§ **Records for this exercise**
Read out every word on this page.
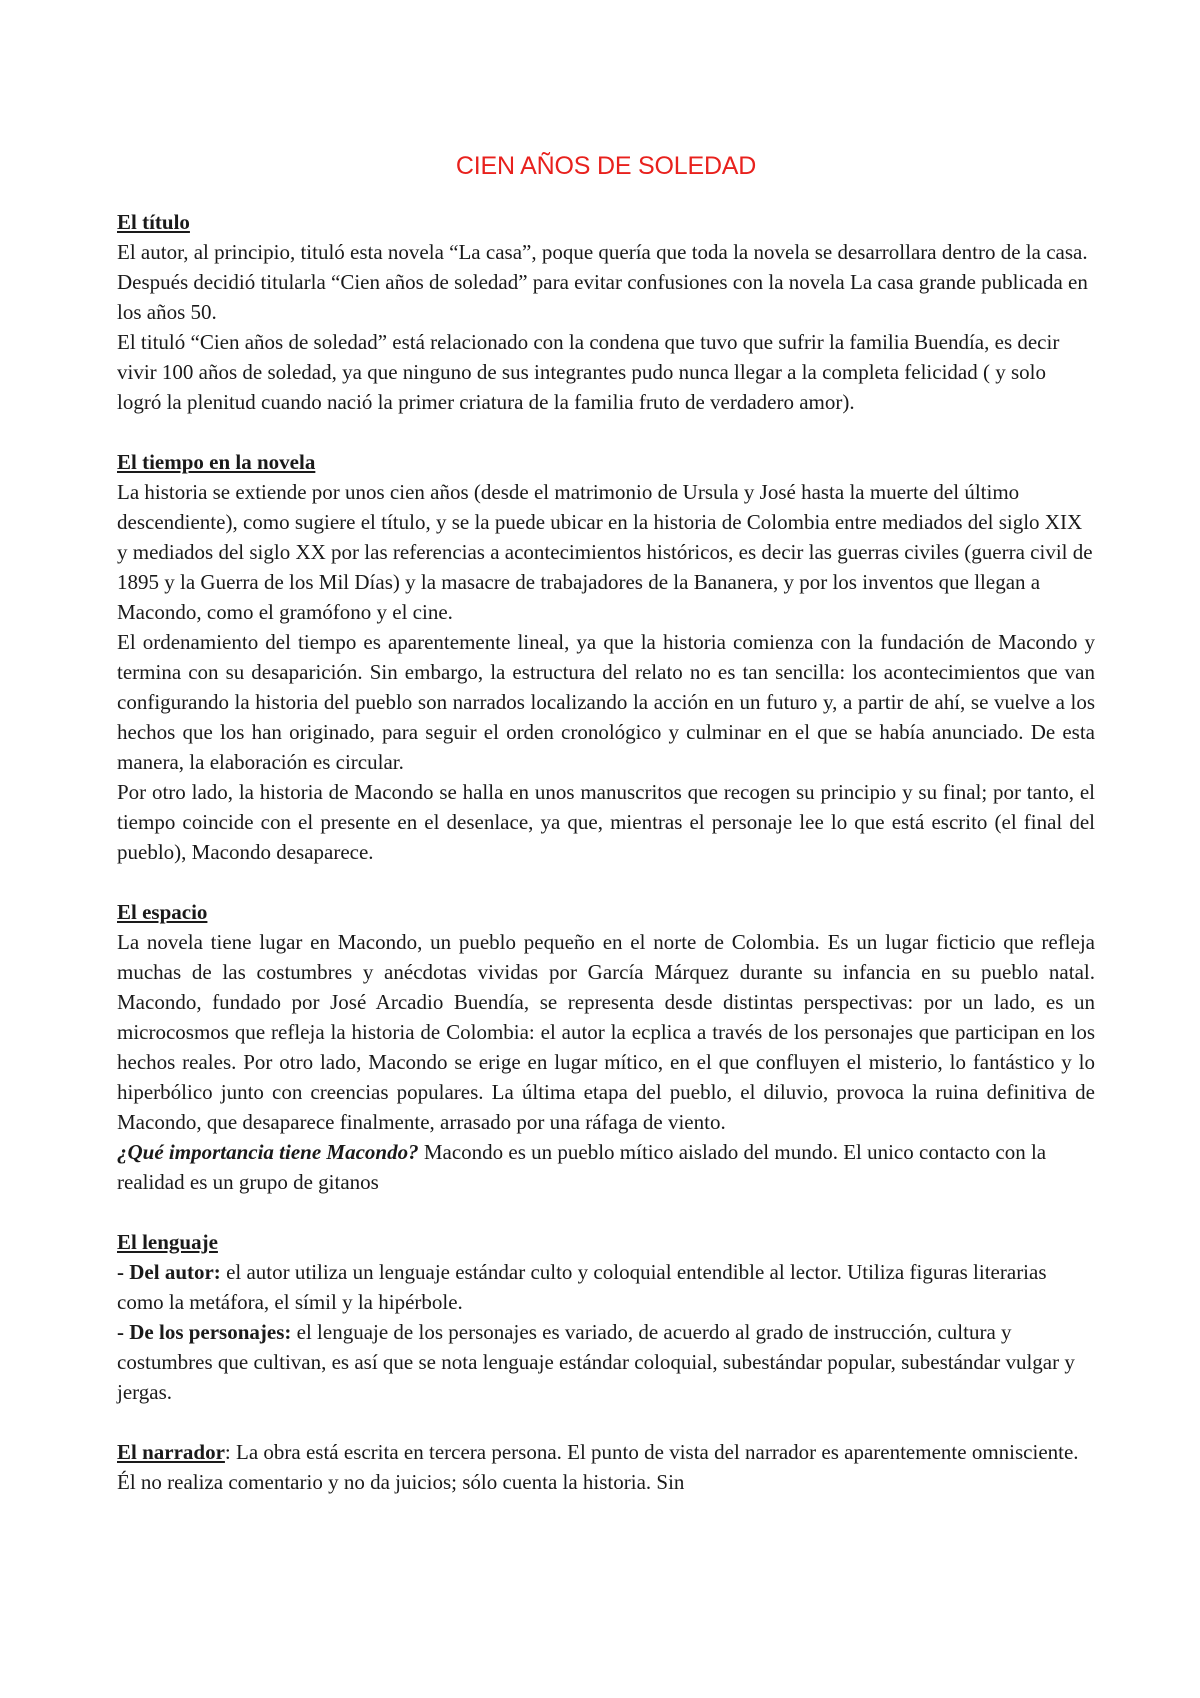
CIEN AÑOS DE SOLEDAD

El título

El autor, al principio, tituló esta novela “La casa”, poque quería que toda la novela se desarrollara dentro de la casa. Después decidió titularla “Cien años de soledad” para evitar confusiones con la novela La casa grande publicada en los años 50.

El tituló “Cien años de soledad” está relacionado con la condena que tuvo que sufrir la familia Buendía, es decir vivir 100 años de soledad, ya que ninguno de sus integrantes pudo nunca llegar a la completa felicidad ( y solo logró la plenitud cuando nació la primer criatura de la familia fruto de verdadero amor).

El tiempo en la novela

La historia se extiende por unos cien años (desde el matrimonio de Ursula y José hasta la muerte del último descendiente), como sugiere el título, y se la puede ubicar en la historia de Colombia entre mediados del siglo XIX y mediados del siglo XX por las referencias a acontecimientos históricos, es decir las guerras civiles (guerra civil de 1895 y la Guerra de los Mil Días) y la masacre de trabajadores de la Bananera, y por los inventos que llegan a Macondo, como el gramófono y el cine.

El ordenamiento del tiempo es aparentemente lineal, ya que la historia comienza con la fundación de Macondo y termina con su desaparición. Sin embargo, la estructura del relato no es tan sencilla: los acontecimientos que van configurando la historia del pueblo son narrados localizando la acción en un futuro y, a partir de ahí, se vuelve a los hechos que los han originado, para seguir el orden cronológico y culminar en el que se había anunciado. De esta manera, la elaboración es circular.

Por otro lado, la historia de Macondo se halla en unos manuscritos que recogen su principio y su final; por tanto, el tiempo coincide con el presente en el desenlace, ya que, mientras el personaje lee lo que está escrito (el final del pueblo), Macondo desaparece.

El espacio

La novela tiene lugar en Macondo, un pueblo pequeño en el norte de Colombia. Es un lugar ficticio que refleja muchas de las costumbres y anécdotas vividas por García Márquez durante su infancia en su pueblo natal. Macondo, fundado por José Arcadio Buendía, se representa desde distintas perspectivas: por un lado, es un microcosmos que refleja la historia de Colombia: el autor la ecplica a través de los personajes que participan en los hechos reales. Por otro lado, Macondo se erige en lugar mítico, en el que confluyen el misterio, lo fantástico y lo hiperbólico junto con creencias populares. La última etapa del pueblo, el diluvio, provoca la ruina definitiva de Macondo, que desaparece finalmente, arrasado por una ráfaga de viento.

¿Qué importancia tiene Macondo? Macondo es un pueblo mítico aislado del mundo. El unico contacto con la realidad es un grupo de gitanos

El lenguaje

- Del autor: el autor utiliza un lenguaje estándar culto y coloquial entendible al lector. Utiliza figuras literarias como la metáfora, el símil y la hipérbole.

- De los personajes: el lenguaje de los personajes es variado, de acuerdo al grado de instrucción, cultura y costumbres que cultivan, es así que se nota lenguaje estándar coloquial, subestándar popular, subestándar vulgar y jergas.

El narrador: La obra está escrita en tercera persona. El punto de vista del narrador es aparentemente omnisciente. Él no realiza comentario y no da juicios; sólo cuenta la historia. Sin
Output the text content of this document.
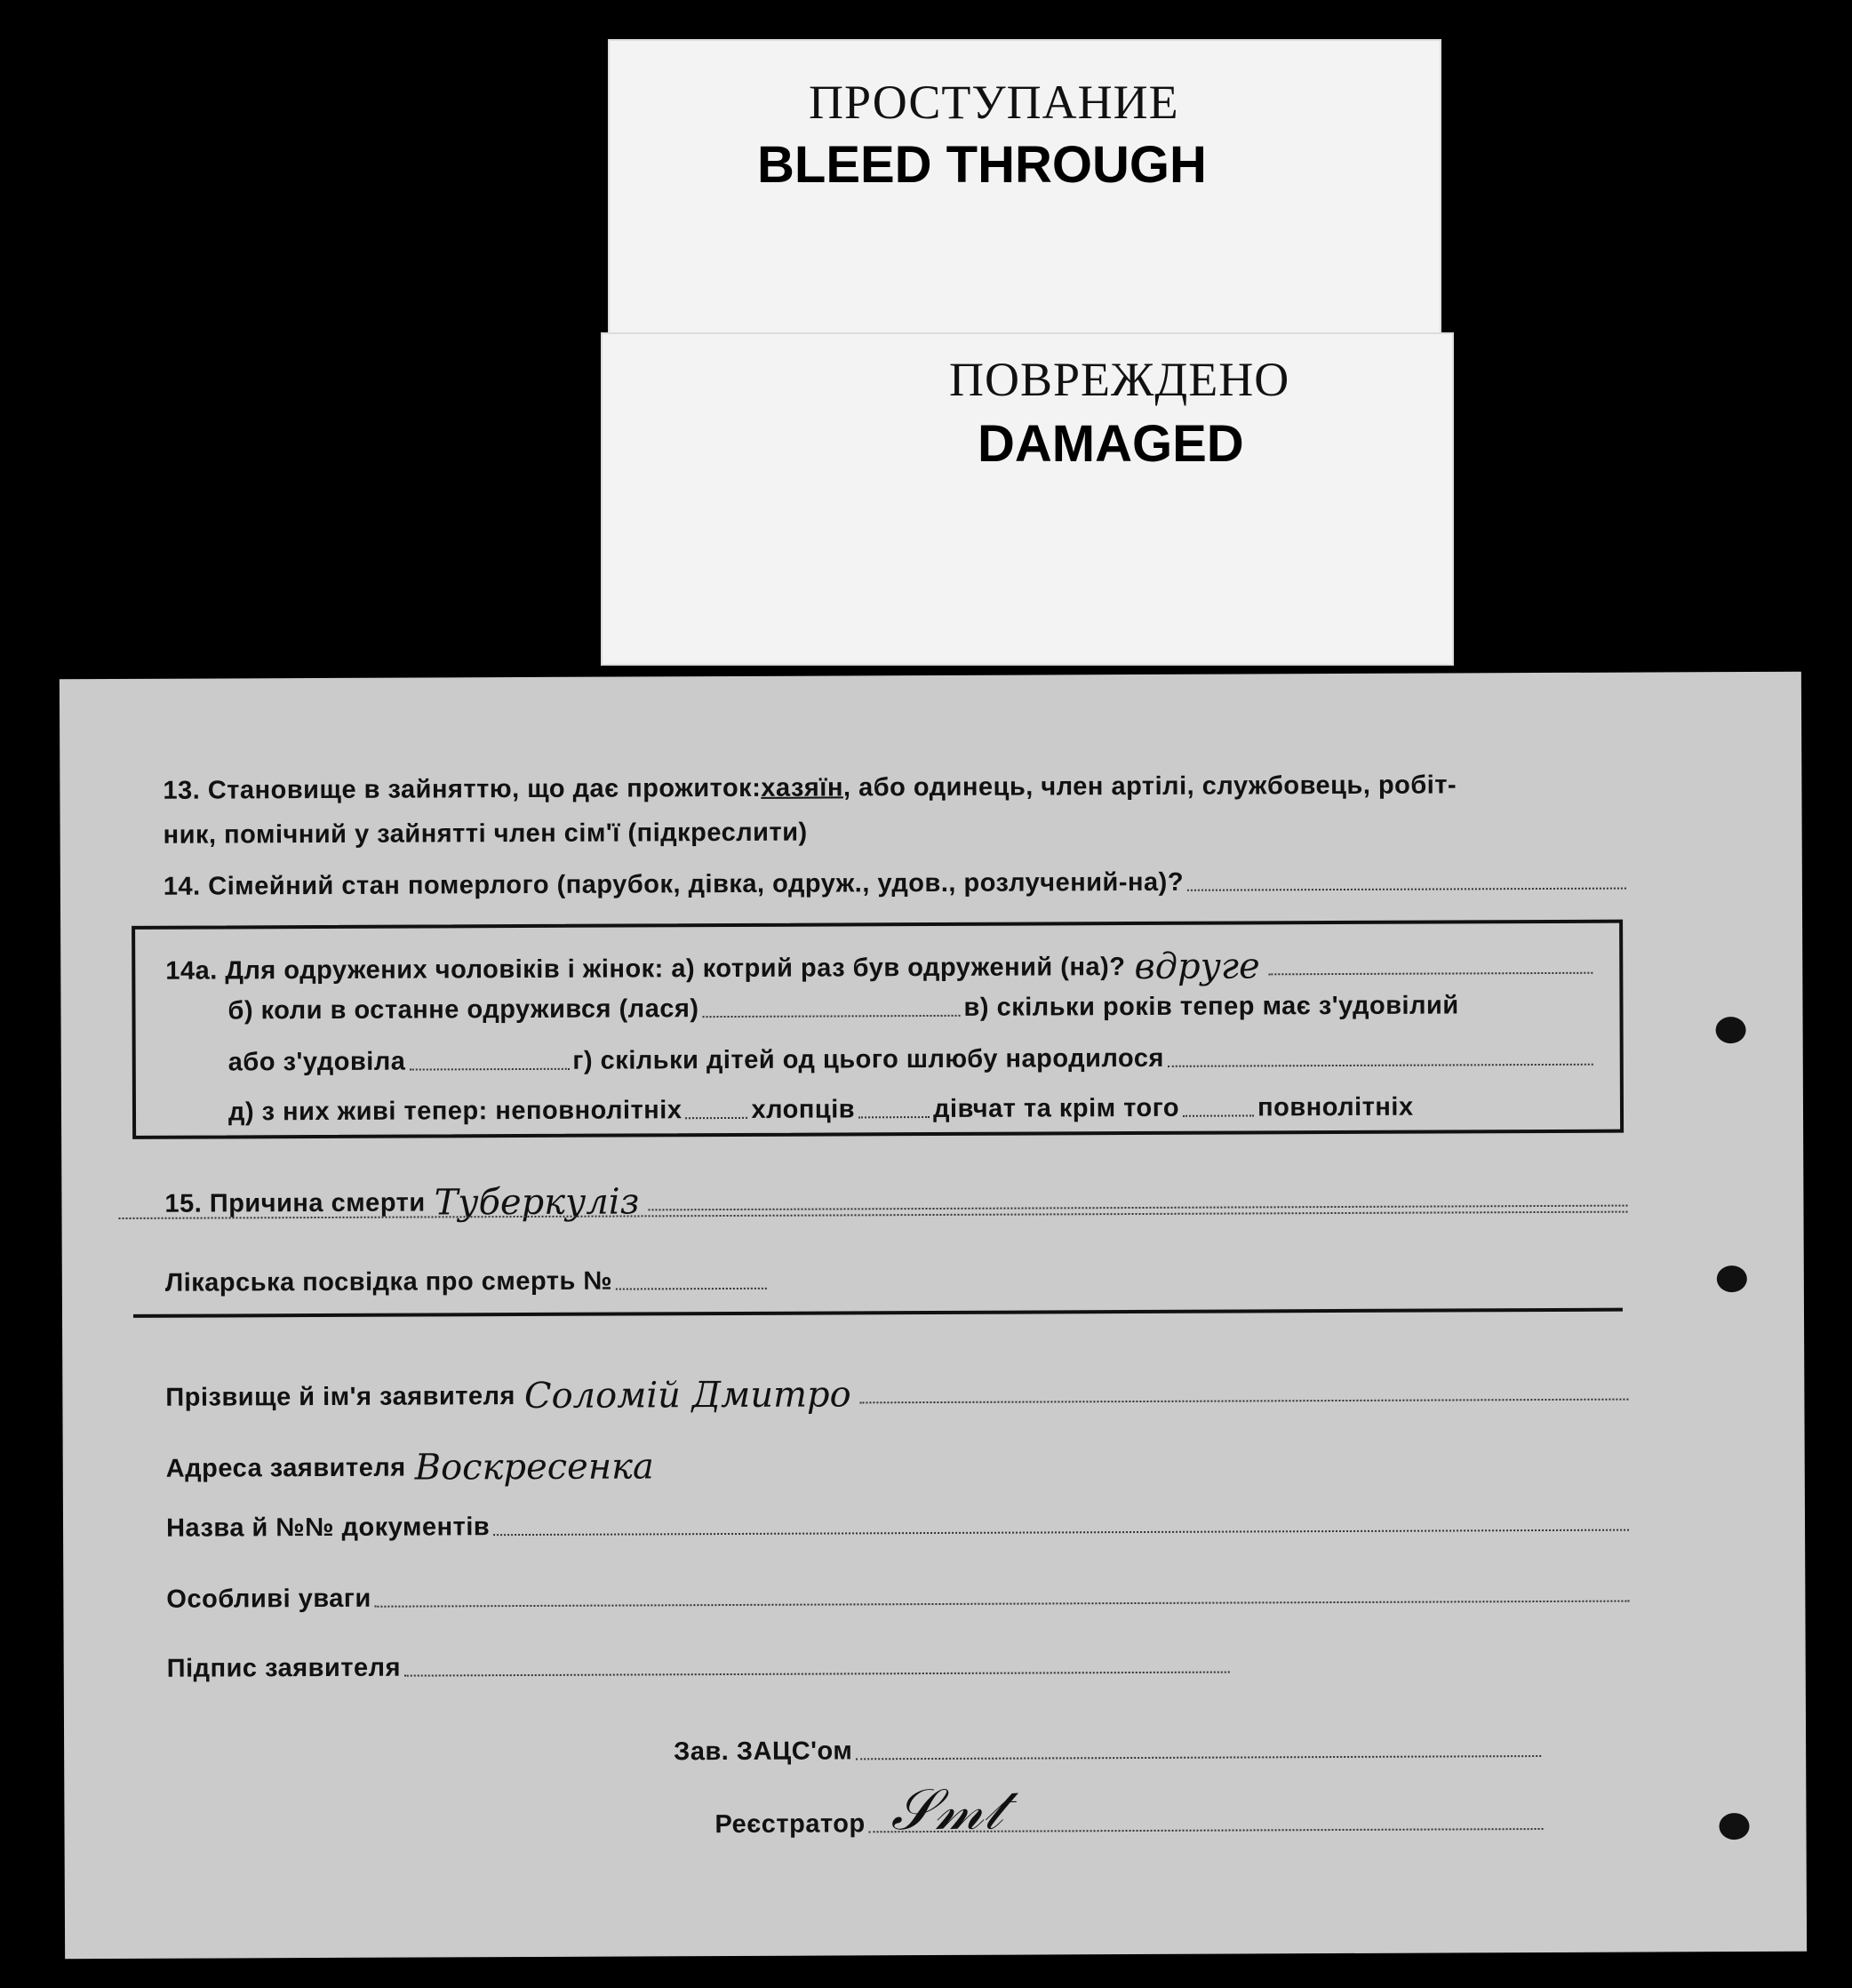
ПРОСТУПАНИЕ
BLEED THROUGH
ПОВРЕЖДЕНО
DAMAGED
13. Становище в зайняттю, що дає прожиток: хазяїн , або одинець, член артілі, службовець, робіт-
ник, помічний у зайнятті член сім'ї (підкреслити)
14. Сімейний стан померлого (парубок, дівка, одруж., удов., розлучений-на)?
14а. Для одружених чоловіків і жінок: а) котрий раз був одружений (на)? вдруге
б) коли в останне одружився (лася)	в) скільки років тепер має з'удовілий
або з'удовіла	г) скільки дітей од цього шлюбу народилося
д) з них живі тепер: неповнолітніх	хлопців	дівчат та крім того	повнолітніх
15. Причина смерти Туберкуліз
Лікарська посвідка про смерть №
Прізвище й ім'я заявителя Соломій Дмитро
Адреса заявителя Воскресенка
Назва й №№ документів
Особливі уваги
Підпис заявителя
Зав. ЗАЦС'ом
Реєстратор 𝒮𝓂𝓉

§ **Set problem**
Make a list of all lines in the data that contain "costumbres".

§ **Response to the task**
La novela tiene lugar en Macondo, un pueblo pequeño en el norte de Colombia. Es un lugar ficticio que refleja muchas de las costumbres y anécdotas vividas por García Márquez durante su infancia en su pueblo natal. Macondo, fundado por José Arcadio Buendía, se representa desde distintas perspectivas: por un lado, es un microcosmos que refleja la historia de Colombia: el autor la ecplica a través de los personajes que participan en los hechos reales. Por otro lado, Macondo se erige en lugar mítico, en el que confluyen el misterio, lo fantástico y lo hiperbólico junto con creencias populares. La última etapa del pueblo, el diluvio, provoca la ruina definitiva de Macondo, que desaparece finalmente, arrasado por una ráfaga de viento.
- De los personajes: el lenguaje de los personajes es variado, de acuerdo al grado de instrucción, cultura y costumbres que cultivan, es así que se nota lenguaje estándar coloquial, subestándar popular, subestándar vulgar y jergas.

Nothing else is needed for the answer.